- [CHALLENGE]
Within the records that follow, find every line containing the string "type". Copy those lines.

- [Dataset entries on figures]
[BEGIN]

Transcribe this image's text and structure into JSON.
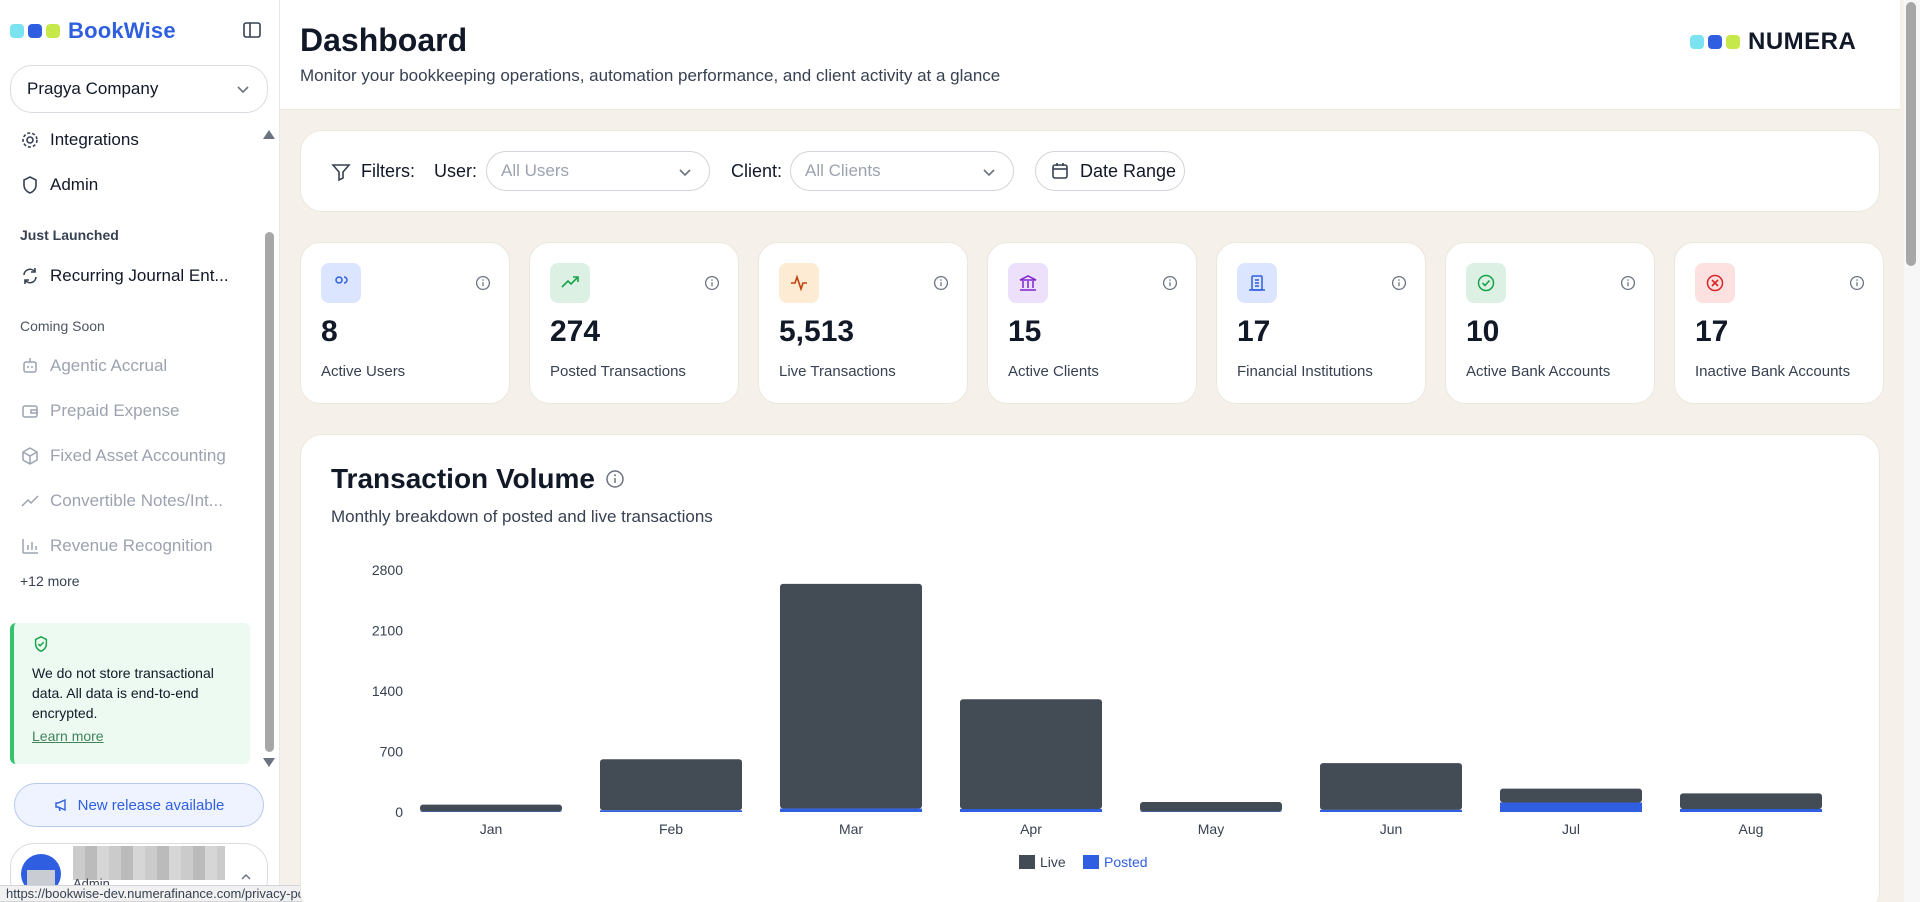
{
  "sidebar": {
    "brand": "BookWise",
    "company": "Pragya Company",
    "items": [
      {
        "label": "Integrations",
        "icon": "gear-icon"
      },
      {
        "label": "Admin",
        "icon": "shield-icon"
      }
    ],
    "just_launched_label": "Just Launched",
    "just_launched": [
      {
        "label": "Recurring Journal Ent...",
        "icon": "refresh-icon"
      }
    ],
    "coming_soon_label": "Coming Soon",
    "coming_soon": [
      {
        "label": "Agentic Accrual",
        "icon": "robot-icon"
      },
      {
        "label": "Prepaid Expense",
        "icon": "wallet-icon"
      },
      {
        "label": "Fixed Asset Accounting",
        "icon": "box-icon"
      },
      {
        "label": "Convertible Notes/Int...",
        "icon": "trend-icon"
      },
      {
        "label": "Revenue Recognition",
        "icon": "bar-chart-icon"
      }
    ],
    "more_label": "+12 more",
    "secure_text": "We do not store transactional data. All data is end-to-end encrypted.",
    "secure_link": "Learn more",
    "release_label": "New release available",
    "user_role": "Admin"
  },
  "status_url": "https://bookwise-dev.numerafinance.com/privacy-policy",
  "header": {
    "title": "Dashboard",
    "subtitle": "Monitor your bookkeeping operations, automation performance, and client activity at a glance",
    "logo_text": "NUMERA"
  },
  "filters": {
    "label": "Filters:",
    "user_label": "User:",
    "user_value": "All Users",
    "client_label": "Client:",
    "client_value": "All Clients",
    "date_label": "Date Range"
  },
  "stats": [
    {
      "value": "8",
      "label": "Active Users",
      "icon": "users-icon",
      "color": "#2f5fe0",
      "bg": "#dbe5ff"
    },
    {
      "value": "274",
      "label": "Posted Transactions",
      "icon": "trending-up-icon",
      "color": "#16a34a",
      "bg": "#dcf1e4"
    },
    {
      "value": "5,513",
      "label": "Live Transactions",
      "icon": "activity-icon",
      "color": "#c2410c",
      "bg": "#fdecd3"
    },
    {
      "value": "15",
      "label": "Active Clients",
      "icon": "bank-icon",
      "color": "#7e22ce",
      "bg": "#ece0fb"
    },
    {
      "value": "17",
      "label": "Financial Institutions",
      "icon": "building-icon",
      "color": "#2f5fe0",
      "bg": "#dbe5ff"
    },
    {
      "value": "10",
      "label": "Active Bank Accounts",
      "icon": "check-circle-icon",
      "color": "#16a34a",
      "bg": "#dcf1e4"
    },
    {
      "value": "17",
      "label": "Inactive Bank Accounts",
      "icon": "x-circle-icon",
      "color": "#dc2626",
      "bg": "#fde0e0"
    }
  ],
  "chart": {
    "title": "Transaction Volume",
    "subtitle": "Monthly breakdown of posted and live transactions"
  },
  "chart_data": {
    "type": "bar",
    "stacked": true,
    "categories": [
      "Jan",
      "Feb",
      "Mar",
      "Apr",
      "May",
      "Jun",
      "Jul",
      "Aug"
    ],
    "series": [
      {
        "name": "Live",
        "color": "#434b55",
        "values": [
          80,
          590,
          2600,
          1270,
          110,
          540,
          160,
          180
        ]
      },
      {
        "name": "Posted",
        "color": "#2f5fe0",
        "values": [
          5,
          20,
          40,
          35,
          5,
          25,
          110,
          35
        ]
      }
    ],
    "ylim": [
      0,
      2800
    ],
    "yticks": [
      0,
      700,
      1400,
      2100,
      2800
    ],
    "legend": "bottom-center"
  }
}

[END]
[BEGIN]

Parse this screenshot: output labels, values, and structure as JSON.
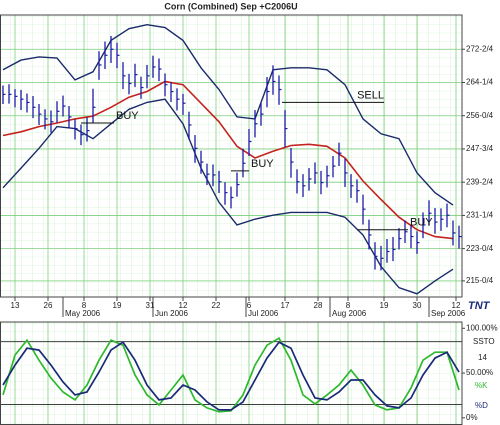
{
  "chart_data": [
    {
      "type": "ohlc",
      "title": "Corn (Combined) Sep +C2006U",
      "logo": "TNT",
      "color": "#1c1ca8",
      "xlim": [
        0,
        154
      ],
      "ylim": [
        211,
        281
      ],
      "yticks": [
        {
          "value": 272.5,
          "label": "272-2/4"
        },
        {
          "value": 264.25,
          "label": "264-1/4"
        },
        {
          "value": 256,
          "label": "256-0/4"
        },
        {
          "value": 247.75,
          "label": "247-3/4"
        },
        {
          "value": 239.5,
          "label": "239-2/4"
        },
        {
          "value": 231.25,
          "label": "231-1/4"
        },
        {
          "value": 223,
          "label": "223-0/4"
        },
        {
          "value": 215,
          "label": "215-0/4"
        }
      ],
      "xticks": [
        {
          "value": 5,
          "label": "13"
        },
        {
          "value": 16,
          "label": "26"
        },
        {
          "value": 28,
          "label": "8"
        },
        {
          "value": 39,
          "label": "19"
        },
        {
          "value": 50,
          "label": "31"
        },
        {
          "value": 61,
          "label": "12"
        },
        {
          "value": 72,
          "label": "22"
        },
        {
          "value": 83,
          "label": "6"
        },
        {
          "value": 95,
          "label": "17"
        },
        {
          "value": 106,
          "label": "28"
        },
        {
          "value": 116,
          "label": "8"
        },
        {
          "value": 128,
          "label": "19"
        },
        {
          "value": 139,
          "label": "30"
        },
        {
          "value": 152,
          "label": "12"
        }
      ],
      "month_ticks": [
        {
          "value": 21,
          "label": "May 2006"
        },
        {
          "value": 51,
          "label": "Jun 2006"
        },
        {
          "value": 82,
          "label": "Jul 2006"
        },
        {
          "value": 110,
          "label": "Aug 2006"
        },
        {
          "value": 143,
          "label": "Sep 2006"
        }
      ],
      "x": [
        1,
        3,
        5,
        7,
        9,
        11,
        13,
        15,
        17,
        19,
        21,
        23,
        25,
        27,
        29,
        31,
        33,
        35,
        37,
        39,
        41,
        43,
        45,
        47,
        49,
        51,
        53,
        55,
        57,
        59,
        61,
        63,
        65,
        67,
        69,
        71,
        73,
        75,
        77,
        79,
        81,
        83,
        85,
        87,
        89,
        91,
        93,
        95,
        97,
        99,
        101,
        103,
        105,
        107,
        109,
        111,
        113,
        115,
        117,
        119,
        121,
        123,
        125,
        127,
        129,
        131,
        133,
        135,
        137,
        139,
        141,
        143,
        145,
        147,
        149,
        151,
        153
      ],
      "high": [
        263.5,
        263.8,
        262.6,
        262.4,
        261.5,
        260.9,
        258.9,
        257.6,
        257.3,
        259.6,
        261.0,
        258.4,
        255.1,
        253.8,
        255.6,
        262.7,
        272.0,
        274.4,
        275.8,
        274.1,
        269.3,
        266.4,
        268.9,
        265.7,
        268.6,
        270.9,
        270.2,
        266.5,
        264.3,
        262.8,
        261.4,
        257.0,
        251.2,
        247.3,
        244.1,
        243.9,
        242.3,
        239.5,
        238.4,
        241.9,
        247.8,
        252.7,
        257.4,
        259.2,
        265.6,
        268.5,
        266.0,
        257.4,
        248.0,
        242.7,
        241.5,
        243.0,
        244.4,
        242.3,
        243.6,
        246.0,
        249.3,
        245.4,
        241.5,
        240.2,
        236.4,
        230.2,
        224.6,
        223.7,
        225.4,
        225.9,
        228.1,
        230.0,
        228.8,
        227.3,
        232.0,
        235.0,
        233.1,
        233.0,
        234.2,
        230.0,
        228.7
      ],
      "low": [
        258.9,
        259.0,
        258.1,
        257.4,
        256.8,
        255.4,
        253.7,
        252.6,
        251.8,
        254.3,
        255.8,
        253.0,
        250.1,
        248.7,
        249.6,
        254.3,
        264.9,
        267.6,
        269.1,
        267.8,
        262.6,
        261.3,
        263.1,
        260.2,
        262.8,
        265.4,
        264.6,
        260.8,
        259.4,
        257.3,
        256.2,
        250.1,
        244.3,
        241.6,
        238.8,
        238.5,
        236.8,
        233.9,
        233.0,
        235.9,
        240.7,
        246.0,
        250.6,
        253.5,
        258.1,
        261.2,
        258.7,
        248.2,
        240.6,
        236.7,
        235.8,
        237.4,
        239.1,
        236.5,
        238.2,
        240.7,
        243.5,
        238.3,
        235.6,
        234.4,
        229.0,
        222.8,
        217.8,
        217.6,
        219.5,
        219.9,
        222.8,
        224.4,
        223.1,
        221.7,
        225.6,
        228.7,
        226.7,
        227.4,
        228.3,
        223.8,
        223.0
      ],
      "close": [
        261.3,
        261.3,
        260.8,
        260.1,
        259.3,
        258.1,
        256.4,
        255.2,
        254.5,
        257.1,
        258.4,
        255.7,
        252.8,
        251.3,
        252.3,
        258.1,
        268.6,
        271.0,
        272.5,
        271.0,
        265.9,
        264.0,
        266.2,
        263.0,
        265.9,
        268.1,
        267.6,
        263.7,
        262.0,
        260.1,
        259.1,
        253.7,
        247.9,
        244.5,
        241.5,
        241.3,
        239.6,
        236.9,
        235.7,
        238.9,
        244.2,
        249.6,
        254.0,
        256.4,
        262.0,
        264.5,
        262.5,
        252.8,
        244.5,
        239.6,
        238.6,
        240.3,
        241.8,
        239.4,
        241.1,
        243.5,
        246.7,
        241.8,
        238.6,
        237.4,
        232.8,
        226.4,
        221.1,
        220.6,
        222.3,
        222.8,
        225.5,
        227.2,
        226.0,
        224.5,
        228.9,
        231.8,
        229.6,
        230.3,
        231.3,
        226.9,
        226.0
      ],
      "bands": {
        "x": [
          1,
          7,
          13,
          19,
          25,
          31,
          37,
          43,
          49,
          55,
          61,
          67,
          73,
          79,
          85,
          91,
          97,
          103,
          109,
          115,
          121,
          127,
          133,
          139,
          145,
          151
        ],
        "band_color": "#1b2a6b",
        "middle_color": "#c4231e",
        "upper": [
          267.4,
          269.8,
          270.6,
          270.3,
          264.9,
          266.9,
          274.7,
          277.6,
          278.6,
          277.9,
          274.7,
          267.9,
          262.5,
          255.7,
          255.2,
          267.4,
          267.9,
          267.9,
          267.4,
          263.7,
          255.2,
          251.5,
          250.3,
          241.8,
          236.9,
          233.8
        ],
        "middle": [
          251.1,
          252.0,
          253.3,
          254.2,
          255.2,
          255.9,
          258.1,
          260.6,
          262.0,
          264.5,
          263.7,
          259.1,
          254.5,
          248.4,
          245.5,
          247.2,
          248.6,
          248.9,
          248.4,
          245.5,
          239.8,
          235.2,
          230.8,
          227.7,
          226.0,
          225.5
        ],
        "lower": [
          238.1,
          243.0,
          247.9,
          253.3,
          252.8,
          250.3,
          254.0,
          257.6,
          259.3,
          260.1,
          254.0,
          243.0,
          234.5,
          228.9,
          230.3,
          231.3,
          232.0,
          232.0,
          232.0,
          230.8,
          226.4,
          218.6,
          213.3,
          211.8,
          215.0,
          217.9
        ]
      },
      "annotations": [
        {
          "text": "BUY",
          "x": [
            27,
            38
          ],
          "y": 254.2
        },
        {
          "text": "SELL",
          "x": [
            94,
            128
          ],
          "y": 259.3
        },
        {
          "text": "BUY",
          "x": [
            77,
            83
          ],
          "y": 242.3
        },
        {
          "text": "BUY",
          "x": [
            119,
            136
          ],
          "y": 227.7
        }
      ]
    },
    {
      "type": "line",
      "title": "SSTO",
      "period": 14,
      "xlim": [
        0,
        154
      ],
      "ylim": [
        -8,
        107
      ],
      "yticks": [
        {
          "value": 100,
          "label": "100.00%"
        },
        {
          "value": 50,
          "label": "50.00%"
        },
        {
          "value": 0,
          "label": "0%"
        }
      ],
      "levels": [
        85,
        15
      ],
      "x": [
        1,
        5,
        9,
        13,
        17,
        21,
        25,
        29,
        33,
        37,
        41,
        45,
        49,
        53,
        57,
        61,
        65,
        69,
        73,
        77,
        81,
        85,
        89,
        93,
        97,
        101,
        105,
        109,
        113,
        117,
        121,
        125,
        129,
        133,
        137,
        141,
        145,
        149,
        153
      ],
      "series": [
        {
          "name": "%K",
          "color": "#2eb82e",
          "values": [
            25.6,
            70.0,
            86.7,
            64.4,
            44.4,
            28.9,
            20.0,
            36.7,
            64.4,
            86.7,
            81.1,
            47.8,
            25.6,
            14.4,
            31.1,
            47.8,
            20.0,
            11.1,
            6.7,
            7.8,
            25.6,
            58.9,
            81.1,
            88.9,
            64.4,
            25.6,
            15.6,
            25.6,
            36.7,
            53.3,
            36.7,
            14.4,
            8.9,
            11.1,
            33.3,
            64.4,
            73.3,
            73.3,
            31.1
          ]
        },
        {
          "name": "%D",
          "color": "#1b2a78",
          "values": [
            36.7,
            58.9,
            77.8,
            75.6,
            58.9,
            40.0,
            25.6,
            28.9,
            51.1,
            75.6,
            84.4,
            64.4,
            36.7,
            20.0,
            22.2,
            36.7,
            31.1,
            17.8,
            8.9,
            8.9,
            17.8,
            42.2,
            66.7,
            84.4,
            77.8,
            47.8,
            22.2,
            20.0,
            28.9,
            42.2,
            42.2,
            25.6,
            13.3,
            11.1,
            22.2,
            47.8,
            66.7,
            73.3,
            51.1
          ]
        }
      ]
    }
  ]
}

[END]
[BEGIN]

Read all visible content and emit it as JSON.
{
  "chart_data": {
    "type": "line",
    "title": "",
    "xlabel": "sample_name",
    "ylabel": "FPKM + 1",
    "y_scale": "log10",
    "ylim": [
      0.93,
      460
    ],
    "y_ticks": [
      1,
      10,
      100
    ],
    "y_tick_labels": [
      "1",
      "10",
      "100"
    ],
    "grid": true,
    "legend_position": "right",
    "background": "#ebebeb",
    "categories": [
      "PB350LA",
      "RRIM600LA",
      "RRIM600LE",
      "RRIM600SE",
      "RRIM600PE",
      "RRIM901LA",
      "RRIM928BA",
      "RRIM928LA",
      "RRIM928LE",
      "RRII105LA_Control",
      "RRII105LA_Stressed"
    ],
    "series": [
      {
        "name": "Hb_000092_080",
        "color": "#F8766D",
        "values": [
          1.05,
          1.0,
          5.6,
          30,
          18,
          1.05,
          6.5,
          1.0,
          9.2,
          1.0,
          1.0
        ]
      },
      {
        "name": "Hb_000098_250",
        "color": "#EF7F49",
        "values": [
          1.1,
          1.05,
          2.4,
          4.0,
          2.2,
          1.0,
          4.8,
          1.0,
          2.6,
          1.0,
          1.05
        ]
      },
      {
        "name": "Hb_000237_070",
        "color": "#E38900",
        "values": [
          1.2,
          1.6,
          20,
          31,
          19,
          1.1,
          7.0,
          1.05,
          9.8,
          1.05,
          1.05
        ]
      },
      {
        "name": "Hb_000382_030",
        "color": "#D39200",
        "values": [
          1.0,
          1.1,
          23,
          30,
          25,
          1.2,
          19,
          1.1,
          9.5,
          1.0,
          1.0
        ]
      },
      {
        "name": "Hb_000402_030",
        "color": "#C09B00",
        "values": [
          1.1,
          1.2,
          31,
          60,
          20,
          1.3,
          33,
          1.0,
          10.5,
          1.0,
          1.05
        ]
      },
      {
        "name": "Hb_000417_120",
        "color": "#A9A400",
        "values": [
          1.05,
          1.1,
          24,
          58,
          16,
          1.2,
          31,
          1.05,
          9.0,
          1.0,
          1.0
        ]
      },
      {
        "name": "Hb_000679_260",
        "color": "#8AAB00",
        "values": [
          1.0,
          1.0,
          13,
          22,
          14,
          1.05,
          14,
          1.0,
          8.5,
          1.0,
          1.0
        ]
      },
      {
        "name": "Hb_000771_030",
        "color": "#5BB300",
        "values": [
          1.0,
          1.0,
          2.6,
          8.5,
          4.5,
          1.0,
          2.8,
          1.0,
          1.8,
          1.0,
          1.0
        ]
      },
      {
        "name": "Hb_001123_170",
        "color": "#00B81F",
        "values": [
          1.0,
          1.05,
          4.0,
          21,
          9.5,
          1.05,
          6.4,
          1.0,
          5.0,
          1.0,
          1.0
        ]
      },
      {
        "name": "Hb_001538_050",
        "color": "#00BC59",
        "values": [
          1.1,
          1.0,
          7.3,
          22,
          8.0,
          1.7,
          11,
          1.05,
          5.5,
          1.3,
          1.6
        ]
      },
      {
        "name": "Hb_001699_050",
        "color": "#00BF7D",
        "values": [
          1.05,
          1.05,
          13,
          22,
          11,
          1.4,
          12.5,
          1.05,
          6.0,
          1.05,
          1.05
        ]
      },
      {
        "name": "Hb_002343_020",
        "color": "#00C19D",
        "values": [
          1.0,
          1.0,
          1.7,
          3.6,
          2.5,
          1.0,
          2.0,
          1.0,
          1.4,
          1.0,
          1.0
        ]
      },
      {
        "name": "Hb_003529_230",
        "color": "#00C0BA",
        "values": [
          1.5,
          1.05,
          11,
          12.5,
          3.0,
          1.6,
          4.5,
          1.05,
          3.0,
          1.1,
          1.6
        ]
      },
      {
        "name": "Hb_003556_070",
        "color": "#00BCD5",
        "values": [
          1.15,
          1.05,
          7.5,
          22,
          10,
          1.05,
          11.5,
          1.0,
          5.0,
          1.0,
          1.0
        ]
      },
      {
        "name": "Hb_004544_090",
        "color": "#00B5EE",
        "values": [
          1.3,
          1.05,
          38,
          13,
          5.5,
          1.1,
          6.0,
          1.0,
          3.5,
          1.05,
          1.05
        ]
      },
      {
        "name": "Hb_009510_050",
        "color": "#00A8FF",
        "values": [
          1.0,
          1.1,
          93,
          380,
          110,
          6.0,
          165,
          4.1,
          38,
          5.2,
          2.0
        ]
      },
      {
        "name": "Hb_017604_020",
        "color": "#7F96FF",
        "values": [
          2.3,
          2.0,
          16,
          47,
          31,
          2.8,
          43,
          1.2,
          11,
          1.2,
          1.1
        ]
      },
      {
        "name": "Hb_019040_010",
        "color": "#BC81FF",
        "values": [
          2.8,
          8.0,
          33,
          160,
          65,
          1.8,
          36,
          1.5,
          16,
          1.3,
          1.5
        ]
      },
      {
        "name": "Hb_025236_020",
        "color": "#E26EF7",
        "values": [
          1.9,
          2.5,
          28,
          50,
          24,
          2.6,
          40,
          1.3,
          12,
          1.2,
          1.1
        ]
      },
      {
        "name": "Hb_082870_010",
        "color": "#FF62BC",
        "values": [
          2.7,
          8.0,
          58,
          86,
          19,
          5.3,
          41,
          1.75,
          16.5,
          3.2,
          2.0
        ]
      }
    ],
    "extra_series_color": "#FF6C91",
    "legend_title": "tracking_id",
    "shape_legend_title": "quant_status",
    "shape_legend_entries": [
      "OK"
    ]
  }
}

[END]

- [COMPLETE OUTPUT]
    "type": "bar",
      "type": "ohlc",
      "type": "line",
    "type": "line",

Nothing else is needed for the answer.